LISTING:
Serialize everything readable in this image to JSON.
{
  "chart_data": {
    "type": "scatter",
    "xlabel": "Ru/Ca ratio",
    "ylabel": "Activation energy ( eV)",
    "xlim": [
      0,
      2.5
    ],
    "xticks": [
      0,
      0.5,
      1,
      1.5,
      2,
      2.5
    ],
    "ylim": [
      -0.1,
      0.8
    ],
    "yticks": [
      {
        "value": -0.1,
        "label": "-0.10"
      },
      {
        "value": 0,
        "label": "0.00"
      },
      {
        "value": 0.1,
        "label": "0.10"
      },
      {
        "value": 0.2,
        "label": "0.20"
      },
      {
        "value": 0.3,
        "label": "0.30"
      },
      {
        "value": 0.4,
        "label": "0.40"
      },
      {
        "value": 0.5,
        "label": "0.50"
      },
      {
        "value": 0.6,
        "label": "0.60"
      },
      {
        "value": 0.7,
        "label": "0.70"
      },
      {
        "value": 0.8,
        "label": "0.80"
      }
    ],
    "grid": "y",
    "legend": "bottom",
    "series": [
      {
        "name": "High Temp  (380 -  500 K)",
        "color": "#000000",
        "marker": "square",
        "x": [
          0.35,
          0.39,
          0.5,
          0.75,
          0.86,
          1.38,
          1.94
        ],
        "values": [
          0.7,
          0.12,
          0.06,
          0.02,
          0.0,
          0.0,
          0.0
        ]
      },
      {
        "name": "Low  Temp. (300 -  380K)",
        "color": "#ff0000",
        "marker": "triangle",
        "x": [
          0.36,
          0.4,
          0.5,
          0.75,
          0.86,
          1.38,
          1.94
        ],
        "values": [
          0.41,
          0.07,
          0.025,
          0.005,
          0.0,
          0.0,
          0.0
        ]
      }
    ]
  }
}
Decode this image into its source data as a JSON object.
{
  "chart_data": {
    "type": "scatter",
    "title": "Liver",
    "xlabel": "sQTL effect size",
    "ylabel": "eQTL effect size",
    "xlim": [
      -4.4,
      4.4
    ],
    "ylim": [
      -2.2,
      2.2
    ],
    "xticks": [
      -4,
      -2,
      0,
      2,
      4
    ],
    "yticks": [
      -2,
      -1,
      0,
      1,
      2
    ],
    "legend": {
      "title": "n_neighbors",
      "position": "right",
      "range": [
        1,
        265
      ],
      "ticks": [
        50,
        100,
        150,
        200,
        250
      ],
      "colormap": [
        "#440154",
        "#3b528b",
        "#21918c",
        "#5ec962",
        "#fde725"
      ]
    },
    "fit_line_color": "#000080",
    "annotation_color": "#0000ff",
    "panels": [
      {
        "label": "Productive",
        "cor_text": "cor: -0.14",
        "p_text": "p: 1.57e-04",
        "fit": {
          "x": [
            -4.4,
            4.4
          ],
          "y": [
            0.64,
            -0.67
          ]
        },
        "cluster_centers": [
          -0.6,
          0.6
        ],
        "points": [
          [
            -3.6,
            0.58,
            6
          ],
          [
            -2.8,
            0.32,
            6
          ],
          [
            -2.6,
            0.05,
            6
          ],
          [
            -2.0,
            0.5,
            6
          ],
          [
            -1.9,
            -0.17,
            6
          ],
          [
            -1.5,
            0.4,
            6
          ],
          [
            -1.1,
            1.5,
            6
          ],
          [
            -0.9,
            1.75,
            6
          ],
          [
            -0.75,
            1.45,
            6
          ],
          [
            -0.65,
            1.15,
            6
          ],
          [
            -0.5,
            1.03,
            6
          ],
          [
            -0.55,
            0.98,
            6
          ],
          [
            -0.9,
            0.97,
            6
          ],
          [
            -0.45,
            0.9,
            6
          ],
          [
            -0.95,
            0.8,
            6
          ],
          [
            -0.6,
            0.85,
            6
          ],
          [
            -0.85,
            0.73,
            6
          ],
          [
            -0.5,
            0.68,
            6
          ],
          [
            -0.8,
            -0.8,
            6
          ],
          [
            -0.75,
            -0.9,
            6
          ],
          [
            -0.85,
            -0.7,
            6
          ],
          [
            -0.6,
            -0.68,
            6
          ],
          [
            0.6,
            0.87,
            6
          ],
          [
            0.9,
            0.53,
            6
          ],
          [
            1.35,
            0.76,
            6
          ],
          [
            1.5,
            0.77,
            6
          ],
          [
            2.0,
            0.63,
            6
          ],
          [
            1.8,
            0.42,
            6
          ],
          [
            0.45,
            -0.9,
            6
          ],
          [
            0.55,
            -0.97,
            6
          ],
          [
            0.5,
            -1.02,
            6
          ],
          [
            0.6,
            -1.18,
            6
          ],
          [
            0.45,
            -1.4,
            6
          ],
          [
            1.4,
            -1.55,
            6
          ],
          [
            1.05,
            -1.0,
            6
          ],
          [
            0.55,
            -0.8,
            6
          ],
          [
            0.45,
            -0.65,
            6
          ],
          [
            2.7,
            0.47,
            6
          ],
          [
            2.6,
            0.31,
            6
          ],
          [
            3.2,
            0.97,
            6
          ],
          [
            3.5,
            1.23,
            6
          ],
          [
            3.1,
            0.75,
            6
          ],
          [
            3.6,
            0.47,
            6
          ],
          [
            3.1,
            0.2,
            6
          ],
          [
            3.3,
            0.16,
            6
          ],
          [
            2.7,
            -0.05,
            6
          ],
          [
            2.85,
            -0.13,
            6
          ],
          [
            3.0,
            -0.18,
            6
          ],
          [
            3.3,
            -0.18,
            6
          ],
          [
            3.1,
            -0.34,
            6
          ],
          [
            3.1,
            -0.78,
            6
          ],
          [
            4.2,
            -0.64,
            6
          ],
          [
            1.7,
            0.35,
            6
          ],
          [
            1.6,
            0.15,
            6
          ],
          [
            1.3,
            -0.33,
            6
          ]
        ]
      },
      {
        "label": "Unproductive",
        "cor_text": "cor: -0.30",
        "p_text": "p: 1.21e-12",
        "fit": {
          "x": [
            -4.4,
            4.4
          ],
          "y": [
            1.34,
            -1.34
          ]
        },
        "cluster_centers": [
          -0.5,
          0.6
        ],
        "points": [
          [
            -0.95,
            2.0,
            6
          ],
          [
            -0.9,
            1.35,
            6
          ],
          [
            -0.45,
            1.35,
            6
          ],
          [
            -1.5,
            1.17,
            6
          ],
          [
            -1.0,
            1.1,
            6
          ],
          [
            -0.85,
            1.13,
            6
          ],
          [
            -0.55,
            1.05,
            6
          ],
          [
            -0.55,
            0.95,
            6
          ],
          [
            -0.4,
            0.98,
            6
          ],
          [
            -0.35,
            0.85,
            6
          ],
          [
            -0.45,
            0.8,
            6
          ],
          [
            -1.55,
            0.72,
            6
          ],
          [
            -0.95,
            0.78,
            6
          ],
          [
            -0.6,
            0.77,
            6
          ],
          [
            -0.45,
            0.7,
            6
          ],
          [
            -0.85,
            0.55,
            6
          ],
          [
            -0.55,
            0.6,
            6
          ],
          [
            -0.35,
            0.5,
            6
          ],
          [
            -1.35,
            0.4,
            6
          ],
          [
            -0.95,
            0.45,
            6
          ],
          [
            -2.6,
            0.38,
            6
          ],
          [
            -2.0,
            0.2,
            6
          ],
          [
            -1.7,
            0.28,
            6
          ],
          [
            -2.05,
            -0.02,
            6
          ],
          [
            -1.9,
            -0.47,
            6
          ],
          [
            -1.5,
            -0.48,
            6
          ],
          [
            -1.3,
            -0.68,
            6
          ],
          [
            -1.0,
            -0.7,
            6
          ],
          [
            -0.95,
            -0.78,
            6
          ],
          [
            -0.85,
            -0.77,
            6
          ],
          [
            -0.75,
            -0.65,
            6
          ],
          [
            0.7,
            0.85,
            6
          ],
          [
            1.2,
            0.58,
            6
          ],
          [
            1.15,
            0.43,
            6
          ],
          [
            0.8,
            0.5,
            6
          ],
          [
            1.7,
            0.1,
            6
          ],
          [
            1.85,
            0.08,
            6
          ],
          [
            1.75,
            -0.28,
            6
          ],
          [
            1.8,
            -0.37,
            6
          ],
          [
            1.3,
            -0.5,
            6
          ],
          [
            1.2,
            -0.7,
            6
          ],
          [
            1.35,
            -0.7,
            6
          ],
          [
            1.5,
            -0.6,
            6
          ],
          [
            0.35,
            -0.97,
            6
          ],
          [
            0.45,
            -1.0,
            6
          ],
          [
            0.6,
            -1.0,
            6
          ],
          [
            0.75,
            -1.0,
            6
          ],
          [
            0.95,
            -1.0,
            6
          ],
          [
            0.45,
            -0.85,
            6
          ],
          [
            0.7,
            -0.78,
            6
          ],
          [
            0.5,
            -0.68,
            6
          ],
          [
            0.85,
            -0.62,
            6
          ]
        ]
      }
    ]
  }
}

TASK INSTRUCTIONS:
Above are the records. Identify each line that contains the word "Temp".

WRITTEN RESPONSE:
        "name": "High Temp  (380 -  500 K)",
        "name": "Low  Temp. (300 -  380K)",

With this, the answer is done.